**DOCUMENT SECTION**
╭──

From microlites to microservices: How to survive in the world of event-driven systems
In large systems, monoliths are becoming obsolete, replaced by distributed architectures based on microservices. This change brings new challenges, especially in communication between components. Instead of simple database transactions, we are dealing with an asynchronous stream of events, which creates the risk of data loss, mixed message order, or duplication. In this article, we will look at several design patterns that will help you ensure that your events reach their destination, even if something goes wrong along the way.
In the beginning, there was asynchrony
In monolithic systems, where everything was stored in a single database, changes in multiple modules were easy to manage - all it took was a single, consistent transaction. In the world of distributed systems, this luxury no longer exists. The network can be unreliable, and messages can get lost or arrive in a strange order. However, this does not mean that every event must be delivered at all costs. Sometimes a "fire and forget" approach is sufficient, especially for events of lesser business importance. Take, for example, sending a welcome message to a new user. If it fails once, it's not the end of the world. It would be different if payment information were lost.
Outbox pattern: Your event will never get lost
One of the most popular ways to guarantee event delivery is the outbox pattern. It involves writing the event to a special table, called an outbox, in the same transaction that changes the business state. Then, a separate process, such as an outbox-poller, regularly scans this table and sends events to a message broker, such as RabbitMQ or Kafka.
# simplified example in Ruby on Rails
class AccountService
def create_account(user_data)
ActiveRecord::Base.transaction do
# save in db
user = User.create!(user_data)
# 2. save event in table
OutboxEvent.create!(
event_type: "user_created",
payload: { user_id: user.id }
)
end
end
end
# Next, a separate worker polls the outbox table and sends events to the message broker
class OutboxPollerWorker
include Sidekiq::Worker
def perform
OutboxEvent.order(:created_at).find_each do |event|
begin
MessageBroker.publish(event.event_type, event.payload)
event.update!(status: "sent")
rescue => e
# rescue, for example to rerun event
Rails.logger.error("Failed to send event: #{event.id}. Error: #{e.message}")

╰──

**WHAT YOU WILL DO**
1. According to the article on event-driven systems, which two message brokers are given as examples in the outbox pattern?
2. Translate this sentence from the article on event-driven systems into Spanish: "Sometimes a "fire and forget" approach is sufficient, especially for events of lesser business importance."
3. Pick up the article on event-driven systems where it stops and keep writing.

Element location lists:
╭──

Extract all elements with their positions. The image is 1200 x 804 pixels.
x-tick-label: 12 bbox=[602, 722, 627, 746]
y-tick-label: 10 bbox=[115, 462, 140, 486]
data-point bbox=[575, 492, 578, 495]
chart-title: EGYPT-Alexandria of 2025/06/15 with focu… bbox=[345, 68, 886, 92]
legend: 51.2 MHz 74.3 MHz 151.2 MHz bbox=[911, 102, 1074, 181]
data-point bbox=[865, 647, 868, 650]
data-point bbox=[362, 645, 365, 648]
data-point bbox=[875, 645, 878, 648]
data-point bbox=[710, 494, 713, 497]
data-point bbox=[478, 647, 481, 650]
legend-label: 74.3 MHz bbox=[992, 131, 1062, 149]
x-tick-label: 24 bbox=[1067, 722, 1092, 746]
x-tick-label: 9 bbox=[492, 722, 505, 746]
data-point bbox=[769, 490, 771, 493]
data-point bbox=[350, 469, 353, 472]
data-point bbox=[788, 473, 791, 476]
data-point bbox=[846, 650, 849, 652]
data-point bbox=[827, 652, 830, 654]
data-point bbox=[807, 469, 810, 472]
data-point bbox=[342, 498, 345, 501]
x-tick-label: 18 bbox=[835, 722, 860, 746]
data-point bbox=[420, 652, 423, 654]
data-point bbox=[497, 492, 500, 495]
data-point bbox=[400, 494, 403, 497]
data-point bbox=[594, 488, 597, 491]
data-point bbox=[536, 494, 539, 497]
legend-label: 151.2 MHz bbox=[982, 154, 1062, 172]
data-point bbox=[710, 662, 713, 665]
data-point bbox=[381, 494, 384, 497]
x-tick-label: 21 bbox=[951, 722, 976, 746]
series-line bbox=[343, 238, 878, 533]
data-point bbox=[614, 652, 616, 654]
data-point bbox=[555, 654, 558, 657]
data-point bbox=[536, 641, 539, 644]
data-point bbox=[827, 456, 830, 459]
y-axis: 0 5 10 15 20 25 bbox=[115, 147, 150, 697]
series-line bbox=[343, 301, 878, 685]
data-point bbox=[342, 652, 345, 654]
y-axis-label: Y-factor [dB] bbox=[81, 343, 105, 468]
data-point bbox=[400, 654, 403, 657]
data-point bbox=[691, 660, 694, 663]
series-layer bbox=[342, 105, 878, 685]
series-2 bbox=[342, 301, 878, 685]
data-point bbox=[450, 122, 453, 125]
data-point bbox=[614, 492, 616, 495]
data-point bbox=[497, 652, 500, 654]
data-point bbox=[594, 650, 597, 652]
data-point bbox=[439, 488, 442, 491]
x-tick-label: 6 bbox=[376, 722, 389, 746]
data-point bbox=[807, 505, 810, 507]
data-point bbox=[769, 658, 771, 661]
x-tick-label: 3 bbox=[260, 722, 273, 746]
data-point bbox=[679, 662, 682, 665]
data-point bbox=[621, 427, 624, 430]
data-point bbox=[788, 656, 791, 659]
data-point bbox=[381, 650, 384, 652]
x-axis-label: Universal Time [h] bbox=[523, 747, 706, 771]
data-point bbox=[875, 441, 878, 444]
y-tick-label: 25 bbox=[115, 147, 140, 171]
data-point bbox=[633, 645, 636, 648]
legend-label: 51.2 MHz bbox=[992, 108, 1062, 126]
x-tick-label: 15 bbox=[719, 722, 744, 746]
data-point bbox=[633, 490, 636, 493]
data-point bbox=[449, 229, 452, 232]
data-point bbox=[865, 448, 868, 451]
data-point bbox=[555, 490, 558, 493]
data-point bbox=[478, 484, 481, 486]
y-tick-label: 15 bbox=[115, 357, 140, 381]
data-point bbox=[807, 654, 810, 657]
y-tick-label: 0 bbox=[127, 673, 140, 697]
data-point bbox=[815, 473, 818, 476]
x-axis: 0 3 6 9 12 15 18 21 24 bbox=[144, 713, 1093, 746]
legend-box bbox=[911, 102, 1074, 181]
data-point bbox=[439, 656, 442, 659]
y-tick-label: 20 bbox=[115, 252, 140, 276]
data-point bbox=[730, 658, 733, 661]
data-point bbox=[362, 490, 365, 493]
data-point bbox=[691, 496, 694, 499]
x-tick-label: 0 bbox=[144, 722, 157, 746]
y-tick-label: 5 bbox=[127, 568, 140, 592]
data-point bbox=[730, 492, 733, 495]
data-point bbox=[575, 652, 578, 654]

╰──

**RESULTS IN ORDER**
1. RabbitMQ and Kafka.

2. A veces basta con un enfoque de «disparar y olvidar», sobre todo para eventos de menor importancia para el negocio.

3.
end
end
end
end
However, this pattern has its drawbacks. It introduces additional delay in delivering events and can generate problems with scalability and message ordering.
Change data capture: Events straight from the database
Another option is Change Data Capture (CDC). Instead of explicitly writing events, you simply listen to the database transaction logs. Changes in rows are captured by a separate process and converted into business events. This approach is more elegant in that it separates the logic of sending events from the business logic of the application. However, it requires additional infrastructure and tools, such as Debezium.
Order and duplicates – the two most common problems
Regardless of which pattern you choose, in distributed systems you must be prepared for duplicates and ordering issues. How to deal with this?
- Add a correlation ID: attach a unique identifier to the message so that the recipient can filter out duplicates.
- Use sequential numbers: for events that must be processed in a specific order, add a sequential number. The recipient will then be able to reject events that arrive out of order.
Time for testing
Before you implement your system, conduct a little "chaos engineering" on paper. Draw out the architecture and ask yourself: "What will happen if this event is lost? Or if it arrives twice?" Such thought experiments can reveal weaknesses in the design before they cause real problems. Because, as the old rule of distributed systems says: "Don't build them if you don't have to."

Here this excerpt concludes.